▸ Prompt A
Return every line of the rows below that contains the string "data".
================
Two years ago I was working on a Conoco Phillips plant site, the largest Steam Assisted Gravity Drainage heavy oil project in the world. While I was there they surpassed the 1.000.000 man hour mark without a single lost time injury, a world record. If you were seen doing something unsafe and they knew you knew better you were let go immediately. If there was anything that you had to do that you were unsure of you were expected to ask before you did it. There were 5000 workers on site so it was a busy place.Nothing got done without a meeting of all concerned to go over the specifics of what was going to happen. That's how you avoid accidents is through training and good planning.


----------



## Job and Knock (Dec 18, 2016)

paduke said:


> Eric I think it stems from Americans don't like being told what to do.


It isn't just Americans! I find one of the greatest annoyances with health and safety is the way in which some managers and officials (especially health and safety officers) hide behind it to avoid having to do their jobs properly. An example of sheer laziness and stupidity from one of our customers; they have banned the use of utility (Stanley) knives unless they are the self-retracting type. This is because one of their employees was attempting to cut a plastic drain pipe with a utility knife, slipped and badly gashed his hand, requiring more than 10 stitches. So the health and safety officers banned the fixed blade utility knife - instead of sending the guy (and his manager) for an hour's training with one of our site carpenters. The guy who injured himself is a moron because he's been around long enough to have seen other trades cutting these pipes by sawing them with a fine tooth saw. His manager is also a moron because he didn't ensure that safe working practices were being followed and that the operative had the right equipment as well as being competent to undertake the task. The rest of us are "victims" because we are now suffering from the problems of having to do some jobs with hopelessly inadequate tools (ever try cutting-out a felted roof with a self-retracting blade? :angry: ). You can't make the workplace idiot-proof but you can try to ensure that your idiots become better informed (and thus less likely to have the accident in the first place)

In the environment I work in we have to have pre-prepared risk assessments and method statements for just about everything. It sounds like a burden, but once you've done a few it becomes relatively easy to "recycle" major parts - because the same basic safety ethos applies to almost everything you undertake at almost every client site you visit. Safety and safe working practice is trainable but periodic refreshers help keep the safety issues well to the fore in how our guys undertake their work

And before anyone says it, sorry for going so far OT


----------



## BrianS (Nov 7, 2004)

Job and Knock said:


> And before anyone says it, sorry for going so far OT


Nothing to apologize for here Eric... safety cannot be talked about enough in my opinion. EVERYONE has something to add to the topic based on their life experience.


----------



## BrianS (Nov 7, 2004)

Job and Knock said:


> An example of sheer laziness and stupidity from one of our customers; they have banned the use of utility (Stanley) knives unless they are the self-retracting type. This is because one of their employees was attempting to cut a plastic drain pipe with a utility knife, slipped and badly gashed his hand, requiring more than 10 stitches.


Seriously??!! A utility knife? He should have cut his head... wouldn't have hurt a thing that way.


----------



## AndyL (Jun 3, 2011)

I'm surprised to hear that 1,000,000 man hours without a lost-time accident was a world record Chuck. I still have a pen that I received over 20 years ago when working for a chemical company, commemorating 750,000 hours without a lost-time accident. Now we never got to a 1,000,000 hours pen  But that site did not have particularly impressive safety practices and engineering, and I would hope others would be a lot safer.


----------
================
▸ Prompt B
Restate word for word the part of the safety thread above from "Two years ago" to "and good planning.".

▸ Annotated region listings
================
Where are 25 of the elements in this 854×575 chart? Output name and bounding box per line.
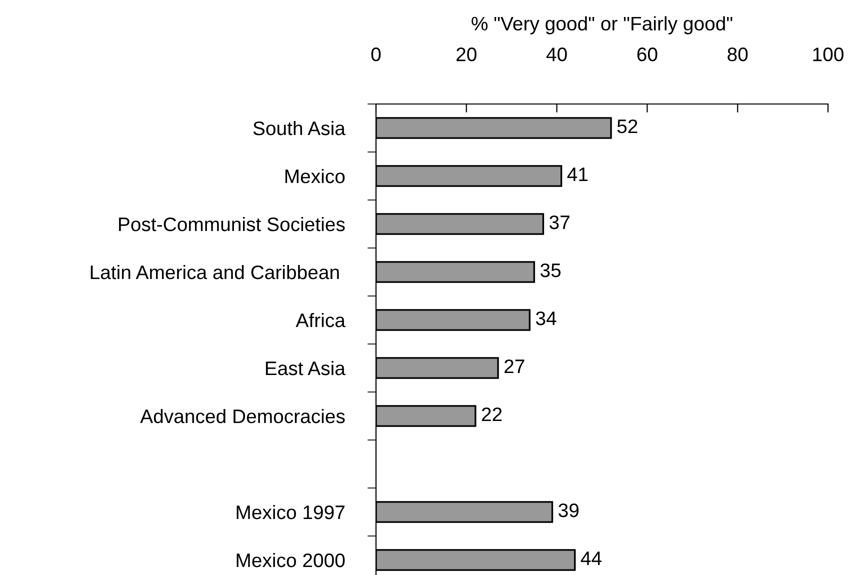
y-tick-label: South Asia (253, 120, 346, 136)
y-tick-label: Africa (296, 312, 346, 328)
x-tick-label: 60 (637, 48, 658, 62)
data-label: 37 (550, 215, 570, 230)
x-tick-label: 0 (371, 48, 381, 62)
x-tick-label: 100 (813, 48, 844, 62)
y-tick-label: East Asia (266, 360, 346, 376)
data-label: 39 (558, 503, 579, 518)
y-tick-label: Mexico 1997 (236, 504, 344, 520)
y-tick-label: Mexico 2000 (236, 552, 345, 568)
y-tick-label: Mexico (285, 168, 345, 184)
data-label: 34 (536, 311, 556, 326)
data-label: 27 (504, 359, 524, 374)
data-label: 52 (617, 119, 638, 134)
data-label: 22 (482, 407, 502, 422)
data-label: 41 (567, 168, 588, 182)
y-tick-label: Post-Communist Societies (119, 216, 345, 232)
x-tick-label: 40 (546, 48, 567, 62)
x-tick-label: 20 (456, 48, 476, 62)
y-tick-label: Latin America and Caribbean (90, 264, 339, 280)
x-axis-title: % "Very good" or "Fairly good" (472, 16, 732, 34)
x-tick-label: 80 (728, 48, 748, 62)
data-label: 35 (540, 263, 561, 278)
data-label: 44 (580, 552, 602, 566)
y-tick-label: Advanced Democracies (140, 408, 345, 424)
================
▸ Expected answer A
data-label: 37 (550, 215, 570, 230)
data-label: 39 (558, 503, 579, 518)
data-label: 34 (536, 311, 556, 326)
data-label: 27 (504, 359, 524, 374)
data-label: 52 (617, 119, 638, 134)
data-label: 22 (482, 407, 502, 422)
data-label: 41 (567, 168, 588, 182)
data-label: 35 (540, 263, 561, 278)
data-label: 44 (580, 552, 602, 566)

▸ Expected answer B
Two years ago I was working on a Conoco Phillips plant site, the largest Steam Assisted Gravity Drainage heavy oil project in the world. While I was there they surpassed the 1.000.000 man hour mark without a single lost time injury, a world record. If you were seen doing something unsafe and they knew you knew better you were let go immediately. If there was anything that you had to do that you were unsure of you were expected to ask before you did it. There were 5000 workers on site so it was a busy place.Nothing got done without a meeting of all concerned to go over the specifics of what was going to happen. That's how you avoid accidents is through training and good planning.